▼

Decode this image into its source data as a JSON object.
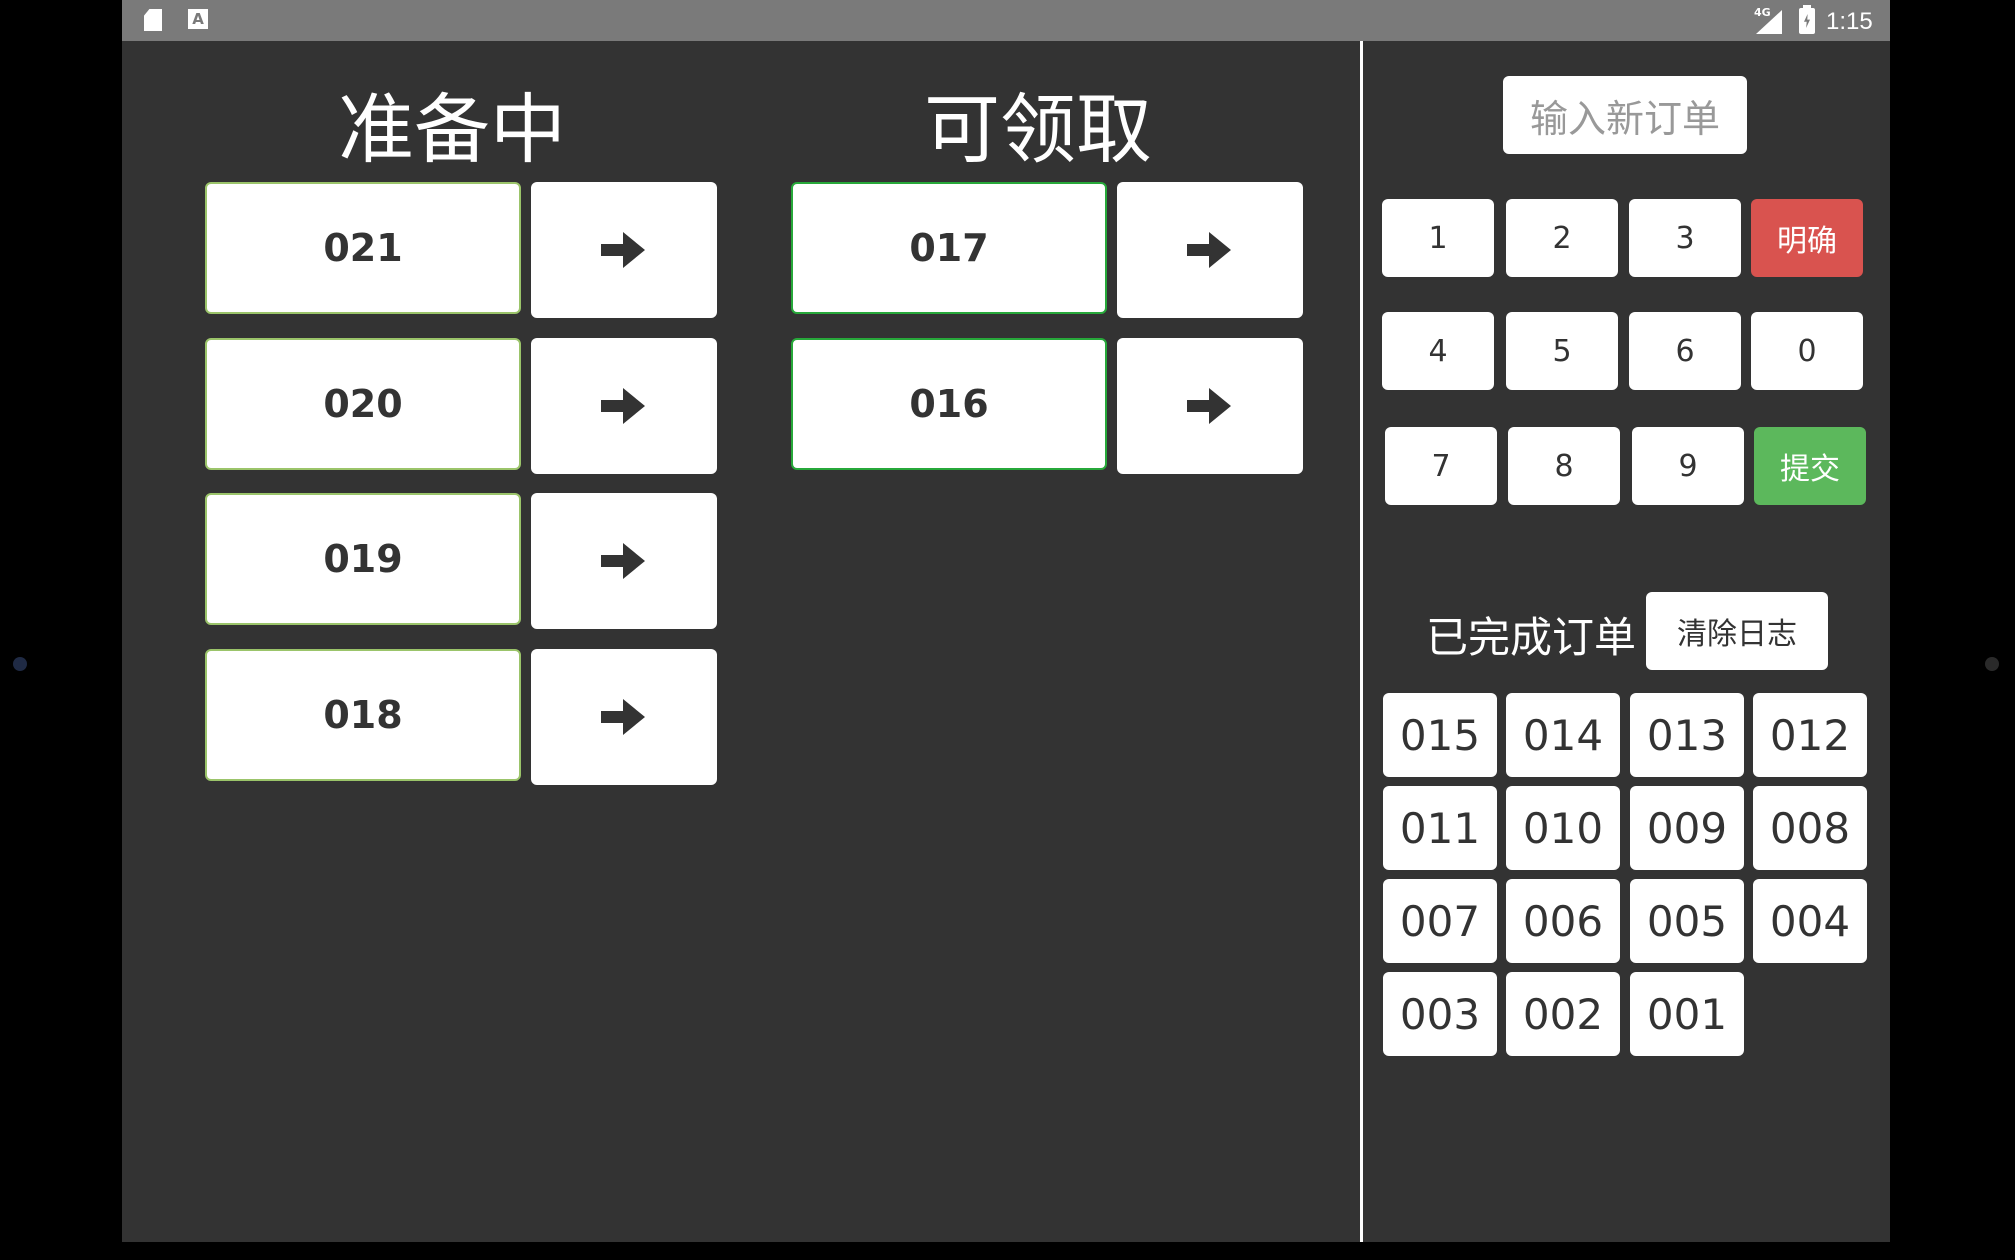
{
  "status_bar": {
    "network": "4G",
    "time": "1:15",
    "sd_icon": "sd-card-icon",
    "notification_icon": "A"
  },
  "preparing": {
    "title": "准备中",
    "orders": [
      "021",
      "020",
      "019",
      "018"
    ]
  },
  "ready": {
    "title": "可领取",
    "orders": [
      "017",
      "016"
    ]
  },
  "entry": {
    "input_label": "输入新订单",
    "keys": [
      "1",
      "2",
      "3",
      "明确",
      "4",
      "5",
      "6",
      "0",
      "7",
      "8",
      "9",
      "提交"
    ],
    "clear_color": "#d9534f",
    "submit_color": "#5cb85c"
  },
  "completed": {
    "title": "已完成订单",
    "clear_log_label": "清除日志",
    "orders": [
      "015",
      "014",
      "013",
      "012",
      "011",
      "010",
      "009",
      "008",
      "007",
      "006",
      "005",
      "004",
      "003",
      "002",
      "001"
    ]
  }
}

▲

_Task requirements:_
Copy the entries exactly. Leave out the images.

_Correct output:_
Decode this image into its source data as a JSON object.
{
  "status_bar": {
    "network": "4G",
    "time": "1:15",
    "sd_icon": "sd-card-icon",
    "notification_icon": "A"
  },
  "preparing": {
    "title": "准备中",
    "orders": [
      "021",
      "020",
      "019",
      "018"
    ]
  },
  "ready": {
    "title": "可领取",
    "orders": [
      "017",
      "016"
    ]
  },
  "entry": {
    "input_label": "输入新订单",
    "keys": [
      "1",
      "2",
      "3",
      "明确",
      "4",
      "5",
      "6",
      "0",
      "7",
      "8",
      "9",
      "提交"
    ],
    "clear_color": "#d9534f",
    "submit_color": "#5cb85c"
  },
  "completed": {
    "title": "已完成订单",
    "clear_log_label": "清除日志",
    "orders": [
      "015",
      "014",
      "013",
      "012",
      "011",
      "010",
      "009",
      "008",
      "007",
      "006",
      "005",
      "004",
      "003",
      "002",
      "001"
    ]
  }
}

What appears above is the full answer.